> [BRIEF]: Quote all of the data below exactly, please.

** START **

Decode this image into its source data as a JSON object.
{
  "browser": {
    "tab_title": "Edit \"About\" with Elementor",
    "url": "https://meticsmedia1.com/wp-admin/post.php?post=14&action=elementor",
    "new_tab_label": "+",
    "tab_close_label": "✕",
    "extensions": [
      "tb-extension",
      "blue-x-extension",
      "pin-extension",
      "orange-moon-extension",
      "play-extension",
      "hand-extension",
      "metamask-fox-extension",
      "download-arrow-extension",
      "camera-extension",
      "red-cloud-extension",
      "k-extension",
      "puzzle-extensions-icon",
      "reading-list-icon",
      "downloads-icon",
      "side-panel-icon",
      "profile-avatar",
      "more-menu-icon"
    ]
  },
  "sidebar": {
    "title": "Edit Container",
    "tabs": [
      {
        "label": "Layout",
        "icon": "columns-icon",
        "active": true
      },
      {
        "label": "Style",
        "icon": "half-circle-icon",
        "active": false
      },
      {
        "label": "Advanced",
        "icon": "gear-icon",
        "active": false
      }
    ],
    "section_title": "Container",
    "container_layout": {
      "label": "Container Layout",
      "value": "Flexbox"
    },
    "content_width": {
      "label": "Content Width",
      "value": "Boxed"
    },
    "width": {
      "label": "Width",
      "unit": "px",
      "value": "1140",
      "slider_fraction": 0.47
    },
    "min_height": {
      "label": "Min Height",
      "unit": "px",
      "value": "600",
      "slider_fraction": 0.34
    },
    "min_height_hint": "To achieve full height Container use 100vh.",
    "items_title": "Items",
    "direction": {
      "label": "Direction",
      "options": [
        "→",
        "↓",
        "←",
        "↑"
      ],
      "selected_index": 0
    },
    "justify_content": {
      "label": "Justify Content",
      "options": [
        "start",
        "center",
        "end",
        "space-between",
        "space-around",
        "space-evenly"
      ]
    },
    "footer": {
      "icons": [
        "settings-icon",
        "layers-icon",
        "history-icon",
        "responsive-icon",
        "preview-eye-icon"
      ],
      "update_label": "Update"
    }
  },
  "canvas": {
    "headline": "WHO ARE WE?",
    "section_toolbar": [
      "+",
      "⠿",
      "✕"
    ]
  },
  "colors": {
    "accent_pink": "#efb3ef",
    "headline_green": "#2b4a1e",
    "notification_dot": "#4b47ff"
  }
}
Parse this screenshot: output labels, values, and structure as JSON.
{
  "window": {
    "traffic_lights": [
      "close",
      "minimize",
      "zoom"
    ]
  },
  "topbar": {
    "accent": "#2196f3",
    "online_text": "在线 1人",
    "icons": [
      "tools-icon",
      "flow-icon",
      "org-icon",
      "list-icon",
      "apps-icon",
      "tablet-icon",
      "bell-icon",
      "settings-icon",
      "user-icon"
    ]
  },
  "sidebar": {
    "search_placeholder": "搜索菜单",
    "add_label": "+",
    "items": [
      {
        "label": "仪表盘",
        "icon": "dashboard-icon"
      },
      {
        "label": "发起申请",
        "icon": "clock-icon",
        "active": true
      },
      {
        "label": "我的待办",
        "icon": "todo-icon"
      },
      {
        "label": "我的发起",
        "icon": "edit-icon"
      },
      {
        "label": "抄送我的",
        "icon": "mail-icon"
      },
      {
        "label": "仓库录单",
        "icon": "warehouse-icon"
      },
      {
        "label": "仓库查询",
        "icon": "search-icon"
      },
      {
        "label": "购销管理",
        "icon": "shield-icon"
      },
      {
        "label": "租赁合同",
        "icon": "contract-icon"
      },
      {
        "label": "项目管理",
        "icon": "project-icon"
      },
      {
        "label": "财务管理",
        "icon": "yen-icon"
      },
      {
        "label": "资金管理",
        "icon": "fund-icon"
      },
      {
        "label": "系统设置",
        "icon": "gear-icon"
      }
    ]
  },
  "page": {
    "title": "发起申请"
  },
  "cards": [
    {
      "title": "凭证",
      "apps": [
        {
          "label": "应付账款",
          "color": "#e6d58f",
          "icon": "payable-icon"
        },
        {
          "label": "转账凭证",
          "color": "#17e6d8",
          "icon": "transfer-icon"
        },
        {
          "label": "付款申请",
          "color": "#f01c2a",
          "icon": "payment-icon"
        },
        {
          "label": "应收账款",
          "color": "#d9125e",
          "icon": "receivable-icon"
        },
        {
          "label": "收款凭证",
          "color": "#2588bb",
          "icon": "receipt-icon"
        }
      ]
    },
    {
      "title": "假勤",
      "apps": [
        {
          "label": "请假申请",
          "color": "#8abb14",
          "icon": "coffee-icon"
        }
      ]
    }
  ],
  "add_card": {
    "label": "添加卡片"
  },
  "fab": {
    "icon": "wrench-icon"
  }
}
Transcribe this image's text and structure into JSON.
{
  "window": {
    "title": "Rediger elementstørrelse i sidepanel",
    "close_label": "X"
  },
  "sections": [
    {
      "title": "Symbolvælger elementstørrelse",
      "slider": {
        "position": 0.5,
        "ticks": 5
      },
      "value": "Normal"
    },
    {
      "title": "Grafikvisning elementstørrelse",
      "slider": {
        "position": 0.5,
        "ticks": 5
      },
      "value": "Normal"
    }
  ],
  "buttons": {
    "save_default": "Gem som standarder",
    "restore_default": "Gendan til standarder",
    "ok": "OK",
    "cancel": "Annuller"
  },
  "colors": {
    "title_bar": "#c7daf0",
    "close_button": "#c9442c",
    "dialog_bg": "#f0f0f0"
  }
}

** END **

> [SOLUTION TO THIS TASK]:
Decode this image into its source data as a JSON object.
{
  "browser": {
    "tab_title": "Edit \"About\" with Elementor",
    "url": "https://meticsmedia1.com/wp-admin/post.php?post=14&action=elementor",
    "new_tab_label": "+",
    "tab_close_label": "✕",
    "extensions": [
      "tb-extension",
      "blue-x-extension",
      "pin-extension",
      "orange-moon-extension",
      "play-extension",
      "hand-extension",
      "metamask-fox-extension",
      "download-arrow-extension",
      "camera-extension",
      "red-cloud-extension",
      "k-extension",
      "puzzle-extensions-icon",
      "reading-list-icon",
      "downloads-icon",
      "side-panel-icon",
      "profile-avatar",
      "more-menu-icon"
    ]
  },
  "sidebar": {
    "title": "Edit Container",
    "tabs": [
      {
        "label": "Layout",
        "icon": "columns-icon",
        "active": true
      },
      {
        "label": "Style",
        "icon": "half-circle-icon",
        "active": false
      },
      {
        "label": "Advanced",
        "icon": "gear-icon",
        "active": false
      }
    ],
    "section_title": "Container",
    "container_layout": {
      "label": "Container Layout",
      "value": "Flexbox"
    },
    "content_width": {
      "label": "Content Width",
      "value": "Boxed"
    },
    "width": {
      "label": "Width",
      "unit": "px",
      "value": "1140",
      "slider_fraction": 0.47
    },
    "min_height": {
      "label": "Min Height",
      "unit": "px",
      "value": "600",
      "slider_fraction": 0.34
    },
    "min_height_hint": "To achieve full height Container use 100vh.",
    "items_title": "Items",
    "direction": {
      "label": "Direction",
      "options": [
        "→",
        "↓",
        "←",
        "↑"
      ],
      "selected_index": 0
    },
    "justify_content": {
      "label": "Justify Content",
      "options": [
        "start",
        "center",
        "end",
        "space-between",
        "space-around",
        "space-evenly"
      ]
    },
    "footer": {
      "icons": [
        "settings-icon",
        "layers-icon",
        "history-icon",
        "responsive-icon",
        "preview-eye-icon"
      ],
      "update_label": "Update"
    }
  },
  "canvas": {
    "headline": "WHO ARE WE?",
    "section_toolbar": [
      "+",
      "⠿",
      "✕"
    ]
  },
  "colors": {
    "accent_pink": "#efb3ef",
    "headline_green": "#2b4a1e",
    "notification_dot": "#4b47ff"
  }
}
Parse this screenshot: output labels, values, and structure as JSON.
{
  "window": {
    "traffic_lights": [
      "close",
      "minimize",
      "zoom"
    ]
  },
  "topbar": {
    "accent": "#2196f3",
    "online_text": "在线 1人",
    "icons": [
      "tools-icon",
      "flow-icon",
      "org-icon",
      "list-icon",
      "apps-icon",
      "tablet-icon",
      "bell-icon",
      "settings-icon",
      "user-icon"
    ]
  },
  "sidebar": {
    "search_placeholder": "搜索菜单",
    "add_label": "+",
    "items": [
      {
        "label": "仪表盘",
        "icon": "dashboard-icon"
      },
      {
        "label": "发起申请",
        "icon": "clock-icon",
        "active": true
      },
      {
        "label": "我的待办",
        "icon": "todo-icon"
      },
      {
        "label": "我的发起",
        "icon": "edit-icon"
      },
      {
        "label": "抄送我的",
        "icon": "mail-icon"
      },
      {
        "label": "仓库录单",
        "icon": "warehouse-icon"
      },
      {
        "label": "仓库查询",
        "icon": "search-icon"
      },
      {
        "label": "购销管理",
        "icon": "shield-icon"
      },
      {
        "label": "租赁合同",
        "icon": "contract-icon"
      },
      {
        "label": "项目管理",
        "icon": "project-icon"
      },
      {
        "label": "财务管理",
        "icon": "yen-icon"
      },
      {
        "label": "资金管理",
        "icon": "fund-icon"
      },
      {
        "label": "系统设置",
        "icon": "gear-icon"
      }
    ]
  },
  "page": {
    "title": "发起申请"
  },
  "cards": [
    {
      "title": "凭证",
      "apps": [
        {
          "label": "应付账款",
          "color": "#e6d58f",
          "icon": "payable-icon"
        },
        {
          "label": "转账凭证",
          "color": "#17e6d8",
          "icon": "transfer-icon"
        },
        {
          "label": "付款申请",
          "color": "#f01c2a",
          "icon": "payment-icon"
        },
        {
          "label": "应收账款",
          "color": "#d9125e",
          "icon": "receivable-icon"
        },
        {
          "label": "收款凭证",
          "color": "#2588bb",
          "icon": "receipt-icon"
        }
      ]
    },
    {
      "title": "假勤",
      "apps": [
        {
          "label": "请假申请",
          "color": "#8abb14",
          "icon": "coffee-icon"
        }
      ]
    }
  ],
  "add_card": {
    "label": "添加卡片"
  },
  "fab": {
    "icon": "wrench-icon"
  }
}
Transcribe this image's text and structure into JSON.
{
  "window": {
    "title": "Rediger elementstørrelse i sidepanel",
    "close_label": "X"
  },
  "sections": [
    {
      "title": "Symbolvælger elementstørrelse",
      "slider": {
        "position": 0.5,
        "ticks": 5
      },
      "value": "Normal"
    },
    {
      "title": "Grafikvisning elementstørrelse",
      "slider": {
        "position": 0.5,
        "ticks": 5
      },
      "value": "Normal"
    }
  ],
  "buttons": {
    "save_default": "Gem som standarder",
    "restore_default": "Gendan til standarder",
    "ok": "OK",
    "cancel": "Annuller"
  },
  "colors": {
    "title_bar": "#c7daf0",
    "close_button": "#c9442c",
    "dialog_bg": "#f0f0f0"
  }
}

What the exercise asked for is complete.